[WHAT IS ASKED]
The records below must be transcribed exactly. Do not include the pictures.

[THE INPUT]
▽
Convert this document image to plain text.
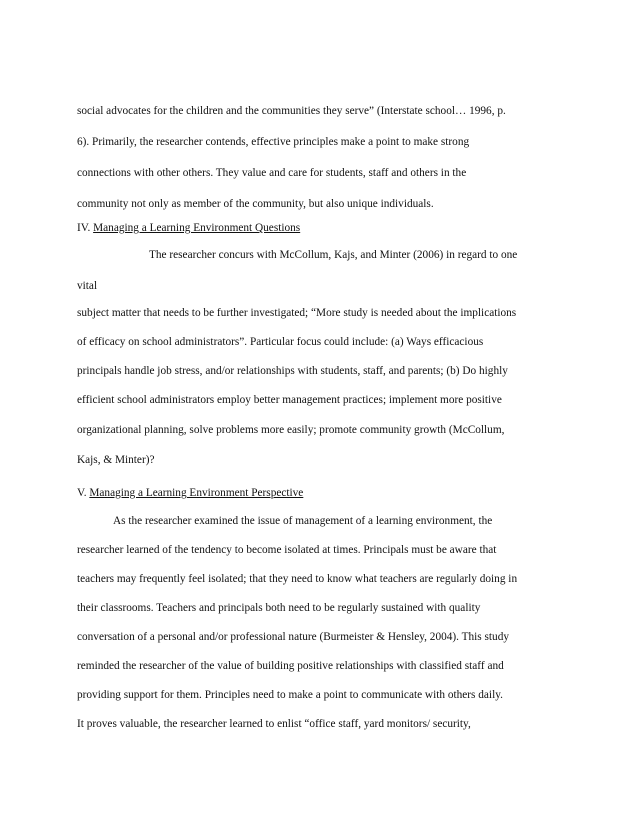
social advocates for the children and the communities they serve” (Interstate school… 1996, p.
6). Primarily, the researcher contends, effective principles make a point to make strong
connections with other others. They value and care for students, staff and others in the
community not only as member of the community, but also unique individuals.
IV. Managing a Learning Environment Questions
The researcher concurs with McCollum, Kajs, and Minter (2006) in regard to one
vital
subject matter that needs to be further investigated; “More study is needed about the implications
of efficacy on school administrators”. Particular focus could include: (a) Ways efficacious
principals handle job stress, and/or relationships with students, staff, and parents; (b) Do highly
efficient school administrators employ better management practices; implement more positive
organizational planning, solve problems more easily; promote community growth (McCollum,
Kajs, & Minter)?
V. Managing a Learning Environment Perspective
As the researcher examined the issue of management of a learning environment, the
researcher learned of the tendency to become isolated at times. Principals must be aware that
teachers may frequently feel isolated; that they need to know what teachers are regularly doing in
their classrooms. Teachers and principals both need to be regularly sustained with quality
conversation of a personal and/or professional nature (Burmeister & Hensley, 2004). This study
reminded the researcher of the value of building positive relationships with classified staff and
providing support for them. Principles need to make a point to communicate with others daily.
It proves valuable, the researcher learned to enlist “office staff, yard monitors/ security,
△
[WRITTEN RESPONSE]
Convert this document image to plain text.
social advocates for the children and the communities they serve” (Interstate school… 1996, p.
6). Primarily, the researcher contends, effective principles make a point to make strong
connections with other others. They value and care for students, staff and others in the
community not only as member of the community, but also unique individuals.
IV. Managing a Learning Environment Questions
The researcher concurs with McCollum, Kajs, and Minter (2006) in regard to one
vital
subject matter that needs to be further investigated; “More study is needed about the implications
of efficacy on school administrators”. Particular focus could include: (a) Ways efficacious
principals handle job stress, and/or relationships with students, staff, and parents; (b) Do highly
efficient school administrators employ better management practices; implement more positive
organizational planning, solve problems more easily; promote community growth (McCollum,
Kajs, & Minter)?
V. Managing a Learning Environment Perspective
As the researcher examined the issue of management of a learning environment, the
researcher learned of the tendency to become isolated at times. Principals must be aware that
teachers may frequently feel isolated; that they need to know what teachers are regularly doing in
their classrooms. Teachers and principals both need to be regularly sustained with quality
conversation of a personal and/or professional nature (Burmeister & Hensley, 2004). This study
reminded the researcher of the value of building positive relationships with classified staff and
providing support for them. Principles need to make a point to communicate with others daily.
It proves valuable, the researcher learned to enlist “office staff, yard monitors/ security,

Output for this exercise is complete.